| DATA PROVIDED |
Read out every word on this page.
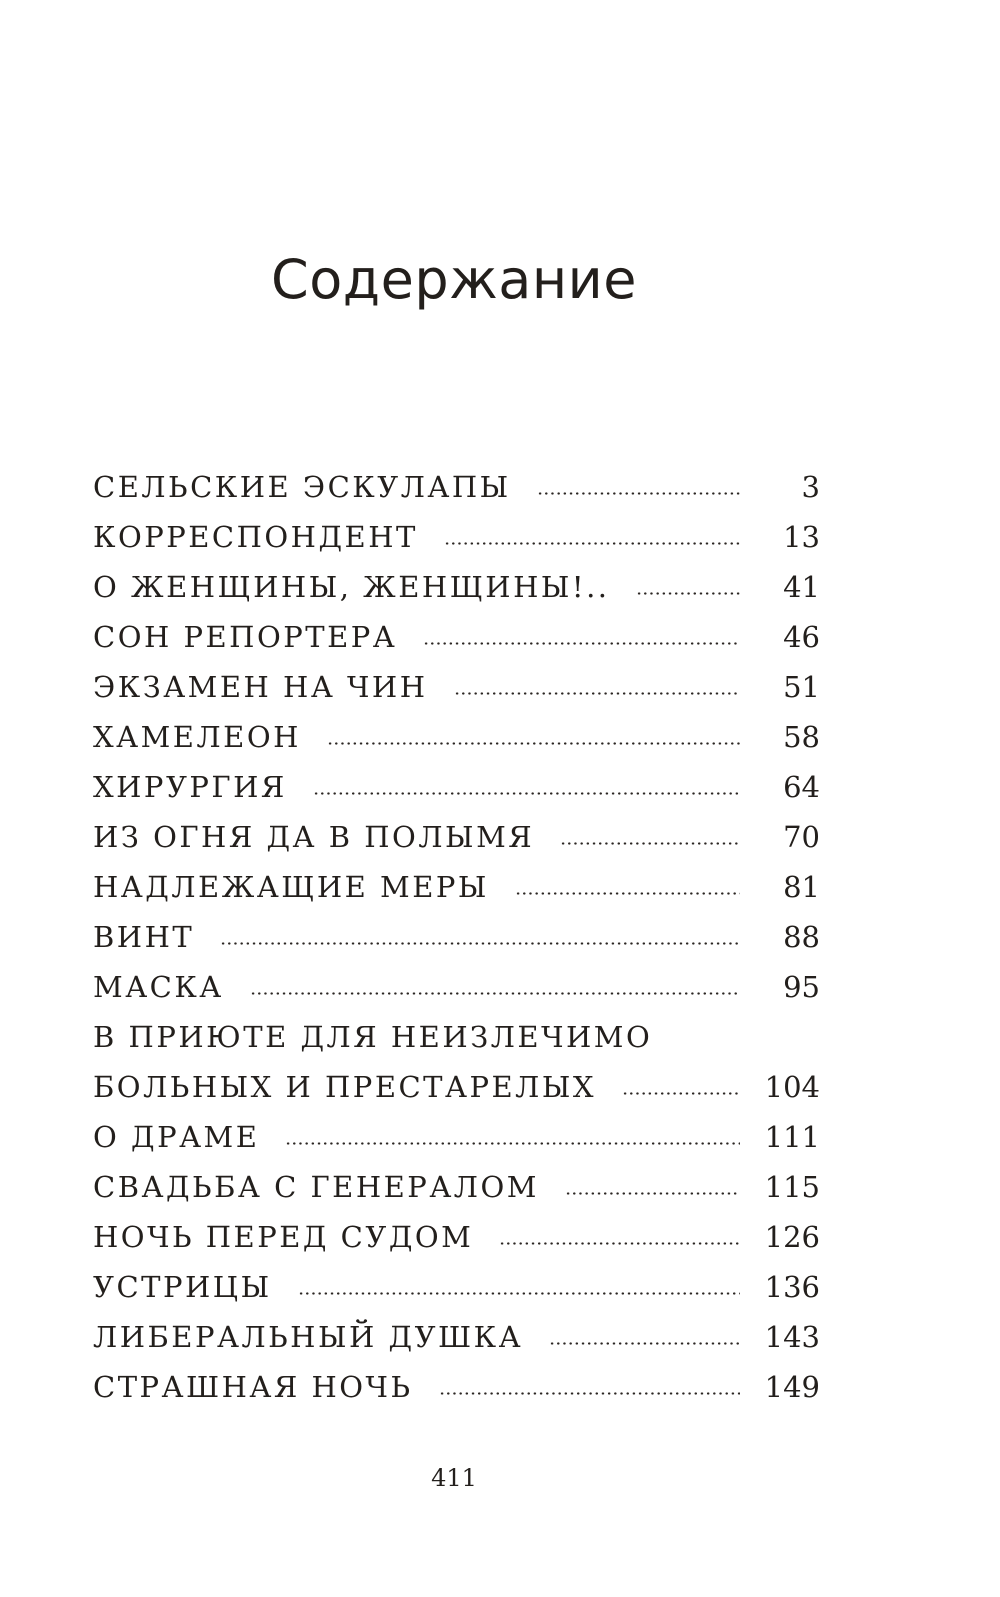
Содержание
СЕЛЬСКИЕ ЭСКУЛАПЫ	3
КОРРЕСПОНДЕНТ	13
О ЖЕНЩИНЫ, ЖЕНЩИНЫ!..	41
СОН РЕПОРТЕРА	46
ЭКЗАМЕН НА ЧИН	51
ХАМЕЛЕОН	58
ХИРУРГИЯ	64
ИЗ ОГНЯ ДА В ПОЛЫМЯ	70
НАДЛЕЖАЩИЕ МЕРЫ	81
ВИНТ	88
МАСКА	95
В ПРИЮТЕ ДЛЯ НЕИЗЛЕЧИМО
БОЛЬНЫХ И ПРЕСТАРЕЛЫХ	104
О ДРАМЕ	111
СВАДЬБА С ГЕНЕРАЛОМ	115
НОЧЬ ПЕРЕД СУДОМ	126
УСТРИЦЫ	136
ЛИБЕРАЛЬНЫЙ ДУШКА	143
СТРАШНАЯ НОЧЬ	149

411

| GIVEN INSTRUCTION |
Find each line holding the string "НОЧЬ" and copy it out.

| RESULT OF THIS TASK |
НОЧЬ ПЕРЕД СУДОМ	126
СТРАШНАЯ НОЧЬ	149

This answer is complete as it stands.